Source document
※ ※ ※

Campbell has named Chuck Berry as his first influence, followed by Carl Perkins, Cliff Gallup, Scotty Moore, James Burton, and Brian Setzer.

== Career ==
In 2001, Campbell was approached at a gig by Jocko Marcellino, one of the founding members of the 1950s group, Sha Na Na (2000–2004). This group is internationally known for their debut at Woodstock, their TV show in the mid-‘70s, and their cameo in the movie Grease. Campbell became the lead guitarist for Sha Na Na, and still occasionally performs with them. In 1995 he also participated in the group The Bastard Sons of Johnny Cash later known as Mark Stuart and The Bastard Sons), on the lead guitar.

Campbell was given the opportunity to open for Lee Rocker and wrote the track, “Crazy When She Drinks” for the Black Cat Bone album. He opened for the Stray Cats' European Farewell Tour in the summer of 2008, performing in seven countries.

※ ※ ※

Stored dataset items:
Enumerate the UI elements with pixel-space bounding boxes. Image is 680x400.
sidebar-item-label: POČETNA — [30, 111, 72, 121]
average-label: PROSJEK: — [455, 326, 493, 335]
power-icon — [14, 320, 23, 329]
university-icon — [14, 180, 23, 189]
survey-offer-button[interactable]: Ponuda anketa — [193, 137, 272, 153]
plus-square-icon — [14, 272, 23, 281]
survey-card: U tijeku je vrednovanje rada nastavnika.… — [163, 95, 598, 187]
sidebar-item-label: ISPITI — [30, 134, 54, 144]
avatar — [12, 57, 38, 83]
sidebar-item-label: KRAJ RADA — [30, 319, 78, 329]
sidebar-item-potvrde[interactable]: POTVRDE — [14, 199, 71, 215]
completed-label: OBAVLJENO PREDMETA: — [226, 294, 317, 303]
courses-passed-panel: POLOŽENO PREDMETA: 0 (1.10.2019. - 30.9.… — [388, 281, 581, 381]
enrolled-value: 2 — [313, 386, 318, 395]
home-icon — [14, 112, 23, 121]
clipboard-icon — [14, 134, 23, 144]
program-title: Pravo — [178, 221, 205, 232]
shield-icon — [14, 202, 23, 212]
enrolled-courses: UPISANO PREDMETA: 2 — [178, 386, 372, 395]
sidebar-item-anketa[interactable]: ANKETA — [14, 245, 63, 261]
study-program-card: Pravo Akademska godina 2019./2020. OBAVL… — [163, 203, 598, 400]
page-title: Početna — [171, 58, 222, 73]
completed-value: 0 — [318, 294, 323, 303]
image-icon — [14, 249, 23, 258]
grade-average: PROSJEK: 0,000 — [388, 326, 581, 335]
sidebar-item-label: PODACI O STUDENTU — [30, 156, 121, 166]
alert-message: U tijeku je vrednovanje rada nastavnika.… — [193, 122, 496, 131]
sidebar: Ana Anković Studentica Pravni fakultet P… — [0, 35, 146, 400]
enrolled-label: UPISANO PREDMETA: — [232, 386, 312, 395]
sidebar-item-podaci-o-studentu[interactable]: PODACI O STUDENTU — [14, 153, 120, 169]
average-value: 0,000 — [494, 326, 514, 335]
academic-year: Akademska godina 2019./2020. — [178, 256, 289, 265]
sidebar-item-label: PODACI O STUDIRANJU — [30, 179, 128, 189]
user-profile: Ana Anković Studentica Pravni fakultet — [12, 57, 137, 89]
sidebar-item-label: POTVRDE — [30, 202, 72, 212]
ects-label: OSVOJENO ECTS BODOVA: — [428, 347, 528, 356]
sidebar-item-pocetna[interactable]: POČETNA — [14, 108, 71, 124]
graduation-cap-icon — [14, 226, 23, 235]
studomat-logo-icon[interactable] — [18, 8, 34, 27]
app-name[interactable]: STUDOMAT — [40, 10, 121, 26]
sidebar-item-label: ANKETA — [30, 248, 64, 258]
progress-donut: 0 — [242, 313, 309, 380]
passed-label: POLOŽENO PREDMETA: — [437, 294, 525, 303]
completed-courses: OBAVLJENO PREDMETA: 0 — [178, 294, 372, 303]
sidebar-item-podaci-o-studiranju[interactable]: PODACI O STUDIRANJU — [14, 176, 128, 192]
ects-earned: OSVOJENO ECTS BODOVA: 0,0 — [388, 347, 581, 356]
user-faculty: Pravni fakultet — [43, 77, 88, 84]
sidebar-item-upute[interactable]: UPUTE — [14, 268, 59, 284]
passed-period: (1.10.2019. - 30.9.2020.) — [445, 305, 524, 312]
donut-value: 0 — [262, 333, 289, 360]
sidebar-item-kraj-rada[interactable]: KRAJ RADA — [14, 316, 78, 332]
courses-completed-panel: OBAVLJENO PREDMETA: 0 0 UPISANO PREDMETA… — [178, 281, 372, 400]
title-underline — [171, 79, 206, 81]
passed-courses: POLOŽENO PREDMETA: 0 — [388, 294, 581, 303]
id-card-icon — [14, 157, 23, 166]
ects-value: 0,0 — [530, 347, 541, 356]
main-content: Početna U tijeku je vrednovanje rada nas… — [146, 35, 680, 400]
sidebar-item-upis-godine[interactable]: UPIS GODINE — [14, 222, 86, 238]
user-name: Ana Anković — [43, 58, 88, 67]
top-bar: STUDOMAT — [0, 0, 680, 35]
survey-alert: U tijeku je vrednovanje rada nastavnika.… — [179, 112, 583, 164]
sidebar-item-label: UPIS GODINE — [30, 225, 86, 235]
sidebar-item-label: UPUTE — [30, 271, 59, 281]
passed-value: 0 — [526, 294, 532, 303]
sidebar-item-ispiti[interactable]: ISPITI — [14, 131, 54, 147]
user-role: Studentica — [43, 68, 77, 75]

※ ※ ※

Challenge A
According to the text about Campbell's guitar career, who approached Campbell at a gig in 2001?
Challenge B
Continue the text about Campbell's guitar career, starting after its final sentence.

Reply A
Jocko Marcellino, one of the founding members of Sha Na Na.

Reply B
== Instruments ==
Campbell is sponsored by Gretsch. He uses mostly a 2007, 6136 Gretsch White Falcon and also has a 1958 Gretsch Country Club (mostly for recording on the RHL and Lee Rocker albums). On live performances, he has used a 90s red Gretsch Hot Rod. When writing songs, he also uses a Gibson acoustic.

== Albums ==

=== with Hot Rod Lincoln ===
- Blue Cafe (1999)
- Astraunaut Girl (2001)
- Tokyo Bop (2003)
- RunAway Girl (2006)
- The Best of Buzz Campbell & Hotrodlincoln (2008)

=== with Lee Rocker ===
- Racin’ the Devil (2006)
- Black Cat Bone (2007)

=== with Buzz Campbell Band ===
- Buzz Campbell: Shivers & Shakes (2010)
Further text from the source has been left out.